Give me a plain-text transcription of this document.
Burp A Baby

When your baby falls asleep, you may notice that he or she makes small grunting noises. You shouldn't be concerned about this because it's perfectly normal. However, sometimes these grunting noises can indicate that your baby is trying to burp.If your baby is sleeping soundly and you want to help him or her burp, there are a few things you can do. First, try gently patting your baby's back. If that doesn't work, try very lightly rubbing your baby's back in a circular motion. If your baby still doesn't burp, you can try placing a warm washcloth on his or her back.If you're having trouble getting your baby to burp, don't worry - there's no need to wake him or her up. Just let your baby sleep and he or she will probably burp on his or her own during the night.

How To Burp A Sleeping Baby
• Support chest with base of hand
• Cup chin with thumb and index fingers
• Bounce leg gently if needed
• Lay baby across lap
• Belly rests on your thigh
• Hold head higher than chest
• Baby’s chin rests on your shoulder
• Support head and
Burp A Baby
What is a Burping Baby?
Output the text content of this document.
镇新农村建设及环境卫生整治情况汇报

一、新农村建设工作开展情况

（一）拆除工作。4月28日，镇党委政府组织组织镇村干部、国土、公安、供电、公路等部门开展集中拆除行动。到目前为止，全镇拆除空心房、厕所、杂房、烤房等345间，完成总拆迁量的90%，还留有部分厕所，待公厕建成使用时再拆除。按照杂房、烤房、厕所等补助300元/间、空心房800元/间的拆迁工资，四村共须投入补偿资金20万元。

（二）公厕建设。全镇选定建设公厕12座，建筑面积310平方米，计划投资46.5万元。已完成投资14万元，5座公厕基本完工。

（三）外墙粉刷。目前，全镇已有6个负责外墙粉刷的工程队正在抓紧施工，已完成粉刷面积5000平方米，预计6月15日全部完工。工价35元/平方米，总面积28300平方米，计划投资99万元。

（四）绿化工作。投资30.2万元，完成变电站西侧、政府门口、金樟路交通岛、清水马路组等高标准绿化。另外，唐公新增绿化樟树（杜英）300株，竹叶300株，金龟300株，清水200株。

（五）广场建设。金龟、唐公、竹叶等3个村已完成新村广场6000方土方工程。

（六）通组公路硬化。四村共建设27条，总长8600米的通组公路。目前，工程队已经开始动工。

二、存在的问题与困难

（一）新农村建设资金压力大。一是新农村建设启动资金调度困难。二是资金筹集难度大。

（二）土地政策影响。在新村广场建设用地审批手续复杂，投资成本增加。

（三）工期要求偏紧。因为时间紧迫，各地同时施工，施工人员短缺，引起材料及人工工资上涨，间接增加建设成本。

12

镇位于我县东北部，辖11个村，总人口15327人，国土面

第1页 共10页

• [WORK REQUIRED]: Please restate the whole listing word for word.

• [SOLUTION FOR THIS EXERCISE]:
Give me a plain-text transcription of this document.
Burp A Baby

When your baby falls asleep, you may notice that he or she makes small grunting noises. You shouldn't be concerned about this because it's perfectly normal. However, sometimes these grunting noises can indicate that your baby is trying to burp.If your baby is sleeping soundly and you want to help him or her burp, there are a few things you can do. First, try gently patting your baby's back. If that doesn't work, try very lightly rubbing your baby's back in a circular motion. If your baby still doesn't burp, you can try placing a warm washcloth on his or her back.If you're having trouble getting your baby to burp, don't worry - there's no need to wake him or her up. Just let your baby sleep and he or she will probably burp on his or her own during the night.

How To Burp A Sleeping Baby
• Support chest with base of hand
• Cup chin with thumb and index fingers
• Bounce leg gently if needed
• Lay baby across lap
• Belly rests on your thigh
• Hold head higher than chest
• Baby’s chin rests on your shoulder
• Support head and
Burp A Baby
What is a Burping Baby?
Output the text content of this document.
镇新农村建设及环境卫生整治情况汇报

一、新农村建设工作开展情况

（一）拆除工作。4月28日，镇党委政府组织组织镇村干部、国土、公安、供电、公路等部门开展集中拆除行动。到目前为止，全镇拆除空心房、厕所、杂房、烤房等345间，完成总拆迁量的90%，还留有部分厕所，待公厕建成使用时再拆除。按照杂房、烤房、厕所等补助300元/间、空心房800元/间的拆迁工资，四村共须投入补偿资金20万元。

（二）公厕建设。全镇选定建设公厕12座，建筑面积310平方米，计划投资46.5万元。已完成投资14万元，5座公厕基本完工。

（三）外墙粉刷。目前，全镇已有6个负责外墙粉刷的工程队正在抓紧施工，已完成粉刷面积5000平方米，预计6月15日全部完工。工价35元/平方米，总面积28300平方米，计划投资99万元。

（四）绿化工作。投资30.2万元，完成变电站西侧、政府门口、金樟路交通岛、清水马路组等高标准绿化。另外，唐公新增绿化樟树（杜英）300株，竹叶300株，金龟300株，清水200株。

（五）广场建设。金龟、唐公、竹叶等3个村已完成新村广场6000方土方工程。

（六）通组公路硬化。四村共建设27条，总长8600米的通组公路。目前，工程队已经开始动工。

二、存在的问题与困难

（一）新农村建设资金压力大。一是新农村建设启动资金调度困难。二是资金筹集难度大。

（二）土地政策影响。在新村广场建设用地审批手续复杂，投资成本增加。

（三）工期要求偏紧。因为时间紧迫，各地同时施工，施工人员短缺，引起材料及人工工资上涨，间接增加建设成本。

12

镇位于我县东北部，辖11个村，总人口15327人，国土面

第1页 共10页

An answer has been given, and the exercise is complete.